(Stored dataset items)
:::::
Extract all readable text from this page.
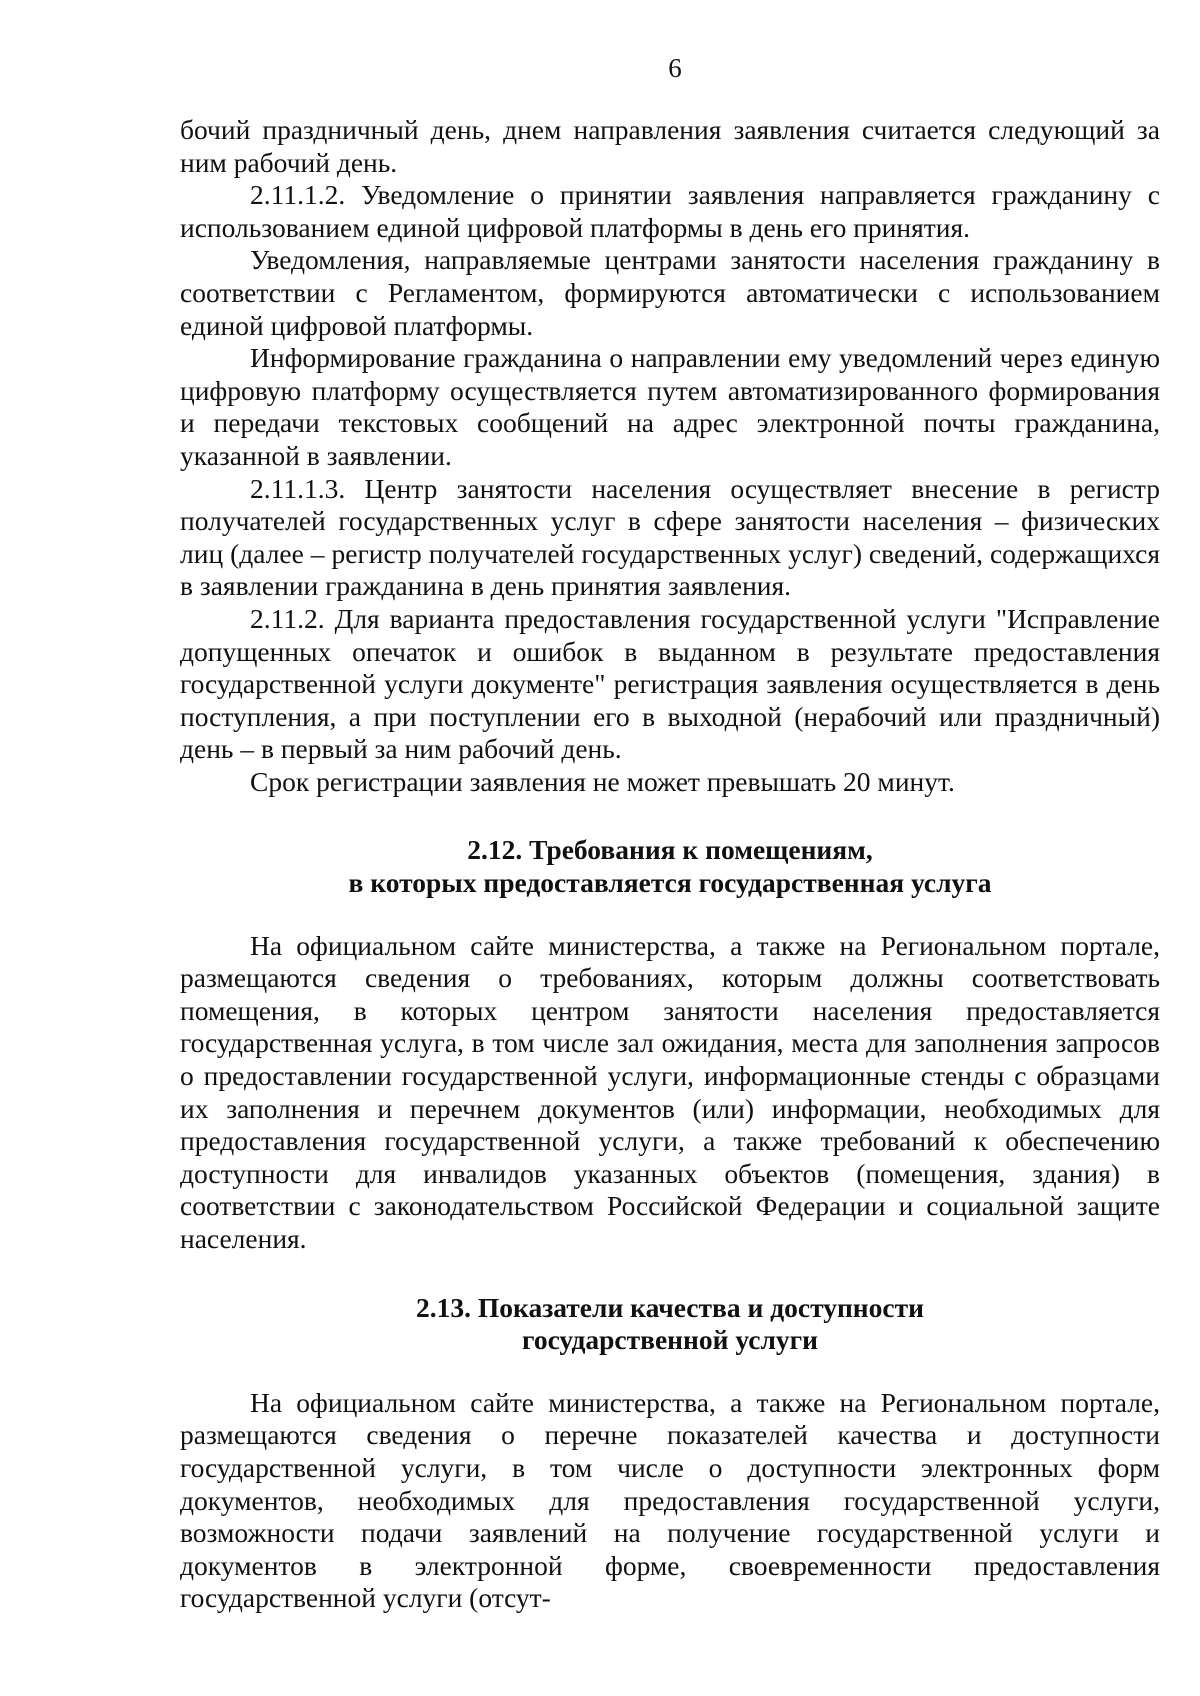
6

бочий праздничный день, днем направления заявления считается следующий за ним рабочий день.

2.11.1.2. Уведомление о принятии заявления направляется гражданину с использованием единой цифровой платформы в день его принятия.

Уведомления, направляемые центрами занятости населения гражданину в соответствии с Регламентом, формируются автоматически с использованием единой цифровой платформы.

Информирование гражданина о направлении ему уведомлений через единую цифровую платформу осуществляется путем автоматизированного формирования и передачи текстовых сообщений на адрес электронной почты гражданина, указанной в заявлении.

2.11.1.3. Центр занятости населения осуществляет внесение в регистр получателей государственных услуг в сфере занятости населения – физических лиц (далее – регистр получателей государственных услуг) сведений, содержащихся в заявлении гражданина в день принятия заявления.

2.11.2. Для варианта предоставления государственной услуги "Исправление допущенных опечаток и ошибок в выданном в результате предоставления государственной услуги документе" регистрация заявления осуществляется в день поступления, а при поступлении его в выходной (нерабочий или праздничный) день – в первый за ним рабочий день.

Срок регистрации заявления не может превышать 20 минут.

2.12. Требования к помещениям,
в которых предоставляется государственная услуга

На официальном сайте министерства, а также на Региональном портале, размещаются сведения о требованиях, которым должны соответствовать помещения, в которых центром занятости населения предоставляется государственная услуга, в том числе зал ожидания, места для заполнения запросов о предоставлении государственной услуги, информационные стенды с образцами их заполнения и перечнем документов (или) информации, необходимых для предоставления государственной услуги, а также требований к обеспечению доступности для инвалидов указанных объектов (помещения, здания) в соответствии с законодательством Российской Федерации и социальной защите населения.

2.13. Показатели качества и доступности
государственной услуги

На официальном сайте министерства, а также на Региональном портале, размещаются сведения о перечне показателей качества и доступности государственной услуги, в том числе о доступности электронных форм документов, необходимых для предоставления государственной услуги, возможности подачи заявлений на получение государственной услуги и документов в электронной форме, своевременности предоставления государственной услуги (отсут-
:::::
Problem statement → Above are records with pictures; repeat the records exactly and leave the pictures out.

Solution to this problem →
Extract all readable text from this page.
6

бочий праздничный день, днем направления заявления считается следующий за ним рабочий день.

2.11.1.2. Уведомление о принятии заявления направляется гражданину с использованием единой цифровой платформы в день его принятия.

Уведомления, направляемые центрами занятости населения гражданину в соответствии с Регламентом, формируются автоматически с использованием единой цифровой платформы.

Информирование гражданина о направлении ему уведомлений через единую цифровую платформу осуществляется путем автоматизированного формирования и передачи текстовых сообщений на адрес электронной почты гражданина, указанной в заявлении.

2.11.1.3. Центр занятости населения осуществляет внесение в регистр получателей государственных услуг в сфере занятости населения – физических лиц (далее – регистр получателей государственных услуг) сведений, содержащихся в заявлении гражданина в день принятия заявления.

2.11.2. Для варианта предоставления государственной услуги "Исправление допущенных опечаток и ошибок в выданном в результате предоставления государственной услуги документе" регистрация заявления осуществляется в день поступления, а при поступлении его в выходной (нерабочий или праздничный) день – в первый за ним рабочий день.

Срок регистрации заявления не может превышать 20 минут.

2.12. Требования к помещениям,
в которых предоставляется государственная услуга

На официальном сайте министерства, а также на Региональном портале, размещаются сведения о требованиях, которым должны соответствовать помещения, в которых центром занятости населения предоставляется государственная услуга, в том числе зал ожидания, места для заполнения запросов о предоставлении государственной услуги, информационные стенды с образцами их заполнения и перечнем документов (или) информации, необходимых для предоставления государственной услуги, а также требований к обеспечению доступности для инвалидов указанных объектов (помещения, здания) в соответствии с законодательством Российской Федерации и социальной защите населения.

2.13. Показатели качества и доступности
государственной услуги

На официальном сайте министерства, а также на Региональном портале, размещаются сведения о перечне показателей качества и доступности государственной услуги, в том числе о доступности электронных форм документов, необходимых для предоставления государственной услуги, возможности подачи заявлений на получение государственной услуги и документов в электронной форме, своевременности предоставления государственной услуги (отсут-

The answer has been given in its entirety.